Description of the task: Exact repetition is required: output every record in full.

___ Given data

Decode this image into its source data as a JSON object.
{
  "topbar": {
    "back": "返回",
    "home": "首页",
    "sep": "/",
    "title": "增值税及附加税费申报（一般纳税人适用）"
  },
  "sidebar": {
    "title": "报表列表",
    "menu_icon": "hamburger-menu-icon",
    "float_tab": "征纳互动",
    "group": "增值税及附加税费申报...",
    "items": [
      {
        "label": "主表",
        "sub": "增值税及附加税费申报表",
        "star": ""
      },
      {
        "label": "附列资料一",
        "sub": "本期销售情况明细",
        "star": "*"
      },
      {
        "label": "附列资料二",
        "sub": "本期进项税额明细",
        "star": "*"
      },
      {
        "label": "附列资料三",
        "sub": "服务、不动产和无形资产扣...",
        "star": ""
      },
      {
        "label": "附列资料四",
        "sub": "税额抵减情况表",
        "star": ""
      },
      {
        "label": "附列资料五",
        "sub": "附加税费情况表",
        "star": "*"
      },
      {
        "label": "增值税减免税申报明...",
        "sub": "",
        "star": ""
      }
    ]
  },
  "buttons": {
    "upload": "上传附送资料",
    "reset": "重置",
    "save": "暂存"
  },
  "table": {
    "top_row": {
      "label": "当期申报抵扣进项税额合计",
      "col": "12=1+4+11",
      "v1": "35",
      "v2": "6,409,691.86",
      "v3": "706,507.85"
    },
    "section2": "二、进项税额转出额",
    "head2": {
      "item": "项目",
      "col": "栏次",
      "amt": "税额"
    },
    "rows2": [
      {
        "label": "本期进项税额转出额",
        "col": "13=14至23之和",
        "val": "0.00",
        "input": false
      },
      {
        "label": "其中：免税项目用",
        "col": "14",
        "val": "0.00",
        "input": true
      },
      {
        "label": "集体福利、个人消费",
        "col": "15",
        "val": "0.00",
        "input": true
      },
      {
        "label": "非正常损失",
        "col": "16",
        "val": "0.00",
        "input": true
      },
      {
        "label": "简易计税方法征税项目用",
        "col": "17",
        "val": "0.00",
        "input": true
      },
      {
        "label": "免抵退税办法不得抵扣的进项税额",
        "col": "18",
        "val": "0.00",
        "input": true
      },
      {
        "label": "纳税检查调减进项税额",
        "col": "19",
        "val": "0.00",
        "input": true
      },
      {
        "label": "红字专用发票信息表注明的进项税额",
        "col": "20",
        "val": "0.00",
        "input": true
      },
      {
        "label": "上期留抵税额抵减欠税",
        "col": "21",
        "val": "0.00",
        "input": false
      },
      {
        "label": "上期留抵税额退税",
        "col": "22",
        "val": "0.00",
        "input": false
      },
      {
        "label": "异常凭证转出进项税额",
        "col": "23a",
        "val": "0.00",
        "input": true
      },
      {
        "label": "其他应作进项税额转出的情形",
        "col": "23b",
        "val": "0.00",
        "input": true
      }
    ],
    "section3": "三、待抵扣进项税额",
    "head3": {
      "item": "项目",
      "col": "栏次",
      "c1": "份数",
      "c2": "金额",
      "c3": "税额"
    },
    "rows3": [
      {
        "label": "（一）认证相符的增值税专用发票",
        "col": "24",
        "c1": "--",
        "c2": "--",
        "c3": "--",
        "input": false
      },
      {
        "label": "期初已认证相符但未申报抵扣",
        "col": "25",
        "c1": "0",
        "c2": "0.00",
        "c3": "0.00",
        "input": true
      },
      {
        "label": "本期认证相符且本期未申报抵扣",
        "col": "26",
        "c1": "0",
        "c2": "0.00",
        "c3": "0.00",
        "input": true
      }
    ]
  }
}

______

In response:
Decode this image into its source data as a JSON object.
{
  "topbar": {
    "back": "返回",
    "home": "首页",
    "sep": "/",
    "title": "增值税及附加税费申报（一般纳税人适用）"
  },
  "sidebar": {
    "title": "报表列表",
    "menu_icon": "hamburger-menu-icon",
    "float_tab": "征纳互动",
    "group": "增值税及附加税费申报...",
    "items": [
      {
        "label": "主表",
        "sub": "增值税及附加税费申报表",
        "star": ""
      },
      {
        "label": "附列资料一",
        "sub": "本期销售情况明细",
        "star": "*"
      },
      {
        "label": "附列资料二",
        "sub": "本期进项税额明细",
        "star": "*"
      },
      {
        "label": "附列资料三",
        "sub": "服务、不动产和无形资产扣...",
        "star": ""
      },
      {
        "label": "附列资料四",
        "sub": "税额抵减情况表",
        "star": ""
      },
      {
        "label": "附列资料五",
        "sub": "附加税费情况表",
        "star": "*"
      },
      {
        "label": "增值税减免税申报明...",
        "sub": "",
        "star": ""
      }
    ]
  },
  "buttons": {
    "upload": "上传附送资料",
    "reset": "重置",
    "save": "暂存"
  },
  "table": {
    "top_row": {
      "label": "当期申报抵扣进项税额合计",
      "col": "12=1+4+11",
      "v1": "35",
      "v2": "6,409,691.86",
      "v3": "706,507.85"
    },
    "section2": "二、进项税额转出额",
    "head2": {
      "item": "项目",
      "col": "栏次",
      "amt": "税额"
    },
    "rows2": [
      {
        "label": "本期进项税额转出额",
        "col": "13=14至23之和",
        "val": "0.00",
        "input": false
      },
      {
        "label": "其中：免税项目用",
        "col": "14",
        "val": "0.00",
        "input": true
      },
      {
        "label": "集体福利、个人消费",
        "col": "15",
        "val": "0.00",
        "input": true
      },
      {
        "label": "非正常损失",
        "col": "16",
        "val": "0.00",
        "input": true
      },
      {
        "label": "简易计税方法征税项目用",
        "col": "17",
        "val": "0.00",
        "input": true
      },
      {
        "label": "免抵退税办法不得抵扣的进项税额",
        "col": "18",
        "val": "0.00",
        "input": true
      },
      {
        "label": "纳税检查调减进项税额",
        "col": "19",
        "val": "0.00",
        "input": true
      },
      {
        "label": "红字专用发票信息表注明的进项税额",
        "col": "20",
        "val": "0.00",
        "input": true
      },
      {
        "label": "上期留抵税额抵减欠税",
        "col": "21",
        "val": "0.00",
        "input": false
      },
      {
        "label": "上期留抵税额退税",
        "col": "22",
        "val": "0.00",
        "input": false
      },
      {
        "label": "异常凭证转出进项税额",
        "col": "23a",
        "val": "0.00",
        "input": true
      },
      {
        "label": "其他应作进项税额转出的情形",
        "col": "23b",
        "val": "0.00",
        "input": true
      }
    ],
    "section3": "三、待抵扣进项税额",
    "head3": {
      "item": "项目",
      "col": "栏次",
      "c1": "份数",
      "c2": "金额",
      "c3": "税额"
    },
    "rows3": [
      {
        "label": "（一）认证相符的增值税专用发票",
        "col": "24",
        "c1": "--",
        "c2": "--",
        "c3": "--",
        "input": false
      },
      {
        "label": "期初已认证相符但未申报抵扣",
        "col": "25",
        "c1": "0",
        "c2": "0.00",
        "c3": "0.00",
        "input": true
      },
      {
        "label": "本期认证相符且本期未申报抵扣",
        "col": "26",
        "c1": "0",
        "c2": "0.00",
        "c3": "0.00",
        "input": true
      }
    ]
  }
}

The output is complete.